Problem description:
The records below must be retyped exactly.

[Supplied data start]

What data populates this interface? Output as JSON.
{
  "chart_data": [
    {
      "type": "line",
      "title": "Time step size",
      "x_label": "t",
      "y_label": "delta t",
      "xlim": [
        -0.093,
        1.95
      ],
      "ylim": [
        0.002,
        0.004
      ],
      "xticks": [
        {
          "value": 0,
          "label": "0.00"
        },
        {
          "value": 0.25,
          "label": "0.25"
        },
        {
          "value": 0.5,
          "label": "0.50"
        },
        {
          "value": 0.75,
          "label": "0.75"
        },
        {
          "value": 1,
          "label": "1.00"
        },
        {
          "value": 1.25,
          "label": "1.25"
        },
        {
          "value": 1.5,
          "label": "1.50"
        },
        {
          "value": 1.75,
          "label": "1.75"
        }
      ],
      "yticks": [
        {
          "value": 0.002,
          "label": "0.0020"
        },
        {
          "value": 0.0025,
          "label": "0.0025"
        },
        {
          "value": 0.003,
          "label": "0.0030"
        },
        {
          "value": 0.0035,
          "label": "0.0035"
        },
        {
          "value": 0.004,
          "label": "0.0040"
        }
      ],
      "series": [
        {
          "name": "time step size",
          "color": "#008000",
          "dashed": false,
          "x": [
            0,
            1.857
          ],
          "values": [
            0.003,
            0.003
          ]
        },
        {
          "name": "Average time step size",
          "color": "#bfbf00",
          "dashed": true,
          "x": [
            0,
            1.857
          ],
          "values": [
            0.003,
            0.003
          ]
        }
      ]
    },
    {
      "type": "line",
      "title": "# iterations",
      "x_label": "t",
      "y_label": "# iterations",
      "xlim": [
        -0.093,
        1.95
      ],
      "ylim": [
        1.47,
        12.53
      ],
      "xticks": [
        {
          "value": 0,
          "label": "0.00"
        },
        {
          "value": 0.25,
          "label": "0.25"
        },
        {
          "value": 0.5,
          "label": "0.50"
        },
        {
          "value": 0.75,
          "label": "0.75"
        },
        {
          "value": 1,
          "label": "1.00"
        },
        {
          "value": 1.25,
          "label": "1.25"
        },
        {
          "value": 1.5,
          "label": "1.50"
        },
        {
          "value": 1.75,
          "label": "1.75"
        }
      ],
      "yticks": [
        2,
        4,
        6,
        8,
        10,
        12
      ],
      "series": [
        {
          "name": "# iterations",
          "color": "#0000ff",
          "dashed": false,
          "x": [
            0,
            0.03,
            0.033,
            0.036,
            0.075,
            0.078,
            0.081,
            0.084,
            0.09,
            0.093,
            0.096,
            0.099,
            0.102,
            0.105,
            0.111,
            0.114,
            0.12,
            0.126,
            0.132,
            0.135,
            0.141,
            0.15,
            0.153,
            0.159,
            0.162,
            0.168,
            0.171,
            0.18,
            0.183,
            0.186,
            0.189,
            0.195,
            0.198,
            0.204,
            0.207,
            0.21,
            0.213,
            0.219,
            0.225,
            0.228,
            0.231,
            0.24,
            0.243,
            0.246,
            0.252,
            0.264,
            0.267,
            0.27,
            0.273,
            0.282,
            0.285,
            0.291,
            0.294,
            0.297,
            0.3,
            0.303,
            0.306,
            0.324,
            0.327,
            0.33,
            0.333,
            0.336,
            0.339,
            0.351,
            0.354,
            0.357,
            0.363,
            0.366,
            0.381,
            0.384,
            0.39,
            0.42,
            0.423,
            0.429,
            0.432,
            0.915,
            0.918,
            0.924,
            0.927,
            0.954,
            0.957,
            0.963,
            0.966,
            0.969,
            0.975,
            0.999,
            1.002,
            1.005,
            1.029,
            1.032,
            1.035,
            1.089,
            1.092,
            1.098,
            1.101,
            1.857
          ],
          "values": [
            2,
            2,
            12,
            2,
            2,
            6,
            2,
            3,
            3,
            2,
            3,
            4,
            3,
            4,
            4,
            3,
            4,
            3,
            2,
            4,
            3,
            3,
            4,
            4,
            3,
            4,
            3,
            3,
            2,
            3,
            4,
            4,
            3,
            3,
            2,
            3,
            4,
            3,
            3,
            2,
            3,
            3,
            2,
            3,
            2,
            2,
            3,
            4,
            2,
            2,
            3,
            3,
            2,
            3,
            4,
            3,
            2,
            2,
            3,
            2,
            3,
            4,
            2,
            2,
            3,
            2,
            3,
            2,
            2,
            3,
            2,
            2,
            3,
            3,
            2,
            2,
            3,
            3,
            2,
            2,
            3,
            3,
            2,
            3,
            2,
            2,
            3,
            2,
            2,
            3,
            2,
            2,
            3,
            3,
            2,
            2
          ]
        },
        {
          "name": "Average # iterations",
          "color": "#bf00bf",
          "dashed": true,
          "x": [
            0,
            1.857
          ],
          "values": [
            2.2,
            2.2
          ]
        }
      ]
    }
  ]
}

[Supplied data end]

Completed exercise:
What data populates this interface? Output as JSON.
{
  "chart_data": [
    {
      "type": "line",
      "title": "Time step size",
      "x_label": "t",
      "y_label": "delta t",
      "xlim": [
        -0.093,
        1.95
      ],
      "ylim": [
        0.002,
        0.004
      ],
      "xticks": [
        {
          "value": 0,
          "label": "0.00"
        },
        {
          "value": 0.25,
          "label": "0.25"
        },
        {
          "value": 0.5,
          "label": "0.50"
        },
        {
          "value": 0.75,
          "label": "0.75"
        },
        {
          "value": 1,
          "label": "1.00"
        },
        {
          "value": 1.25,
          "label": "1.25"
        },
        {
          "value": 1.5,
          "label": "1.50"
        },
        {
          "value": 1.75,
          "label": "1.75"
        }
      ],
      "yticks": [
        {
          "value": 0.002,
          "label": "0.0020"
        },
        {
          "value": 0.0025,
          "label": "0.0025"
        },
        {
          "value": 0.003,
          "label": "0.0030"
        },
        {
          "value": 0.0035,
          "label": "0.0035"
        },
        {
          "value": 0.004,
          "label": "0.0040"
        }
      ],
      "series": [
        {
          "name": "time step size",
          "color": "#008000",
          "dashed": false,
          "x": [
            0,
            1.857
          ],
          "values": [
            0.003,
            0.003
          ]
        },
        {
          "name": "Average time step size",
          "color": "#bfbf00",
          "dashed": true,
          "x": [
            0,
            1.857
          ],
          "values": [
            0.003,
            0.003
          ]
        }
      ]
    },
    {
      "type": "line",
      "title": "# iterations",
      "x_label": "t",
      "y_label": "# iterations",
      "xlim": [
        -0.093,
        1.95
      ],
      "ylim": [
        1.47,
        12.53
      ],
      "xticks": [
        {
          "value": 0,
          "label": "0.00"
        },
        {
          "value": 0.25,
          "label": "0.25"
        },
        {
          "value": 0.5,
          "label": "0.50"
        },
        {
          "value": 0.75,
          "label": "0.75"
        },
        {
          "value": 1,
          "label": "1.00"
        },
        {
          "value": 1.25,
          "label": "1.25"
        },
        {
          "value": 1.5,
          "label": "1.50"
        },
        {
          "value": 1.75,
          "label": "1.75"
        }
      ],
      "yticks": [
        2,
        4,
        6,
        8,
        10,
        12
      ],
      "series": [
        {
          "name": "# iterations",
          "color": "#0000ff",
          "dashed": false,
          "x": [
            0,
            0.03,
            0.033,
            0.036,
            0.075,
            0.078,
            0.081,
            0.084,
            0.09,
            0.093,
            0.096,
            0.099,
            0.102,
            0.105,
            0.111,
            0.114,
            0.12,
            0.126,
            0.132,
            0.135,
            0.141,
            0.15,
            0.153,
            0.159,
            0.162,
            0.168,
            0.171,
            0.18,
            0.183,
            0.186,
            0.189,
            0.195,
            0.198,
            0.204,
            0.207,
            0.21,
            0.213,
            0.219,
            0.225,
            0.228,
            0.231,
            0.24,
            0.243,
            0.246,
            0.252,
            0.264,
            0.267,
            0.27,
            0.273,
            0.282,
            0.285,
            0.291,
            0.294,
            0.297,
            0.3,
            0.303,
            0.306,
            0.324,
            0.327,
            0.33,
            0.333,
            0.336,
            0.339,
            0.351,
            0.354,
            0.357,
            0.363,
            0.366,
            0.381,
            0.384,
            0.39,
            0.42,
            0.423,
            0.429,
            0.432,
            0.915,
            0.918,
            0.924,
            0.927,
            0.954,
            0.957,
            0.963,
            0.966,
            0.969,
            0.975,
            0.999,
            1.002,
            1.005,
            1.029,
            1.032,
            1.035,
            1.089,
            1.092,
            1.098,
            1.101,
            1.857
          ],
          "values": [
            2,
            2,
            12,
            2,
            2,
            6,
            2,
            3,
            3,
            2,
            3,
            4,
            3,
            4,
            4,
            3,
            4,
            3,
            2,
            4,
            3,
            3,
            4,
            4,
            3,
            4,
            3,
            3,
            2,
            3,
            4,
            4,
            3,
            3,
            2,
            3,
            4,
            3,
            3,
            2,
            3,
            3,
            2,
            3,
            2,
            2,
            3,
            4,
            2,
            2,
            3,
            3,
            2,
            3,
            4,
            3,
            2,
            2,
            3,
            2,
            3,
            4,
            2,
            2,
            3,
            2,
            3,
            2,
            2,
            3,
            2,
            2,
            3,
            3,
            2,
            2,
            3,
            3,
            2,
            2,
            3,
            3,
            2,
            3,
            2,
            2,
            3,
            2,
            2,
            3,
            2,
            2,
            3,
            3,
            2,
            2
          ]
        },
        {
          "name": "Average # iterations",
          "color": "#bf00bf",
          "dashed": true,
          "x": [
            0,
            1.857
          ],
          "values": [
            2.2,
            2.2
          ]
        }
      ]
    }
  ]
}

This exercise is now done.